● TASK REQUIREMENTS
Wherever "résidente" appears in a line, copy that line.

● RECORDS SHOWN
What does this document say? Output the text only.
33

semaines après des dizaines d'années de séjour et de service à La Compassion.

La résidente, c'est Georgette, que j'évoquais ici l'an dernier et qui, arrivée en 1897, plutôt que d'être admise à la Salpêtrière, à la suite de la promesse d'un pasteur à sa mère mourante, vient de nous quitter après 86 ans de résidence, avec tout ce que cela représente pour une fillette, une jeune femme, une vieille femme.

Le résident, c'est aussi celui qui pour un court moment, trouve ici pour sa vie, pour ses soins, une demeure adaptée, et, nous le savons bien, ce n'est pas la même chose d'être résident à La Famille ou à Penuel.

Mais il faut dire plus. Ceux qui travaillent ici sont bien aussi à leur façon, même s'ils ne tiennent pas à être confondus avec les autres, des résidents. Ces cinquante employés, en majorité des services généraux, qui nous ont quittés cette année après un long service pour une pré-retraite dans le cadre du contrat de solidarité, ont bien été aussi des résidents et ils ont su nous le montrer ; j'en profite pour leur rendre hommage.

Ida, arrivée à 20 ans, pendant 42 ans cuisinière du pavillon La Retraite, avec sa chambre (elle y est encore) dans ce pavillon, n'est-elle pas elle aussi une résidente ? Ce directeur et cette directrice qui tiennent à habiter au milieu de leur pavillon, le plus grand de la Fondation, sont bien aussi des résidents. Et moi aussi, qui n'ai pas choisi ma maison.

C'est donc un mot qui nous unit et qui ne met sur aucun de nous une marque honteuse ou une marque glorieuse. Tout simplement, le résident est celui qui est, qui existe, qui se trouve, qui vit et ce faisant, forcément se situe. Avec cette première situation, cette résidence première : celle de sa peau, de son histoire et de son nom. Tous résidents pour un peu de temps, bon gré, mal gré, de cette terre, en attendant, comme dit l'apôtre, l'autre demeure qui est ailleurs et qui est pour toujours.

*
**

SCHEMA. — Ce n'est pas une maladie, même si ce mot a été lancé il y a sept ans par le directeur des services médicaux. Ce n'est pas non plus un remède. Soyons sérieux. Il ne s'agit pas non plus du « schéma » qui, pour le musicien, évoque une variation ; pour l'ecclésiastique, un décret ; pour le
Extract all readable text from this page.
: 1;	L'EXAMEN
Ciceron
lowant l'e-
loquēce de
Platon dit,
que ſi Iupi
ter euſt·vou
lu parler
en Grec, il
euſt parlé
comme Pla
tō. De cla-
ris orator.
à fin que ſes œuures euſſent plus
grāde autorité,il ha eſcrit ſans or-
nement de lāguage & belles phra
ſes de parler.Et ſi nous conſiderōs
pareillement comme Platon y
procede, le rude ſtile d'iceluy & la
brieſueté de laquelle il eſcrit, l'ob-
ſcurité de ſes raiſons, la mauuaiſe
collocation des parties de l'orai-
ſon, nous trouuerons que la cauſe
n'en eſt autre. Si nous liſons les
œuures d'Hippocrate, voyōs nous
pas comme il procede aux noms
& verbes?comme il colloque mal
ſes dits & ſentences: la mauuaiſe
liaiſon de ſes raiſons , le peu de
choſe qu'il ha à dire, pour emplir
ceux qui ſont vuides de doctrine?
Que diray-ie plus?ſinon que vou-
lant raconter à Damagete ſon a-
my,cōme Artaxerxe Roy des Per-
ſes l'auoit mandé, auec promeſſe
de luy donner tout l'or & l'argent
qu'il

● OUTPUT OF THE EXERCISE
La résidente, c'est Georgette, que j'évoquais ici l'an dernier et qui, arrivée en 1897, plutôt que d'être admise à la Salpêtrière, à la suite de la promesse d'un pasteur à sa mère mourante, vient de nous quitter après 86 ans de résidence, avec tout ce que cela représente pour une fillette, une jeune femme, une vieille femme.
Ida, arrivée à 20 ans, pendant 42 ans cuisinière du pavillon La Retraite, avec sa chambre (elle y est encore) dans ce pavillon, n'est-elle pas elle aussi une résidente ? Ce directeur et cette directrice qui tiennent à habiter au milieu de leur pavillon, le plus grand de la Fondation, sont bien aussi des résidents. Et moi aussi, qui n'ai pas choisi ma maison.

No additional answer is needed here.